— What is asked —
Which lines below hold the word "CASOS"? Copy all of them.

— Data excerpts —
━━━

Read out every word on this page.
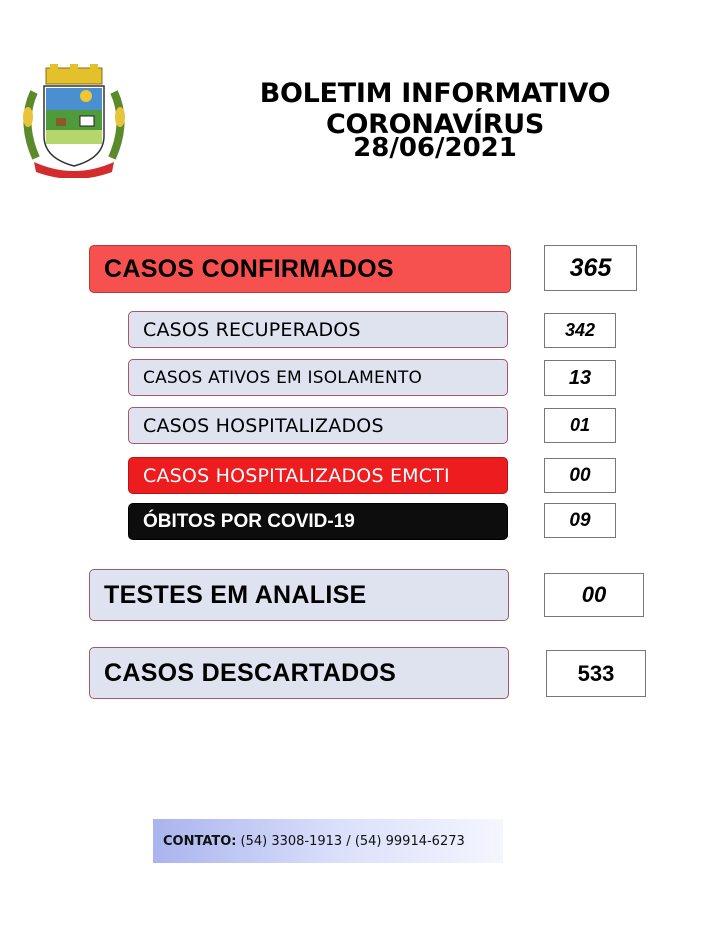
BOLETIM INFORMATIVO CORONAVÍRUS
28/06/2021
CASOS CONFIRMADOS	365
CASOS RECUPERADOS	342
CASOS ATIVOS EM ISOLAMENTO	13
CASOS HOSPITALIZADOS	01
CASOS HOSPITALIZADOS EMCTI	00
ÓBITOS POR COVID-19	09
TESTES EM ANALISE	00
CASOS DESCARTADOS	533
CONTATO: (54) 3308-1913 / (54) 99914-6273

━━━

— Complete response —
CASOS CONFIRMADOS	365
CASOS RECUPERADOS	342
CASOS ATIVOS EM ISOLAMENTO	13
CASOS HOSPITALIZADOS	01
CASOS HOSPITALIZADOS EMCTI	00
CASOS DESCARTADOS	533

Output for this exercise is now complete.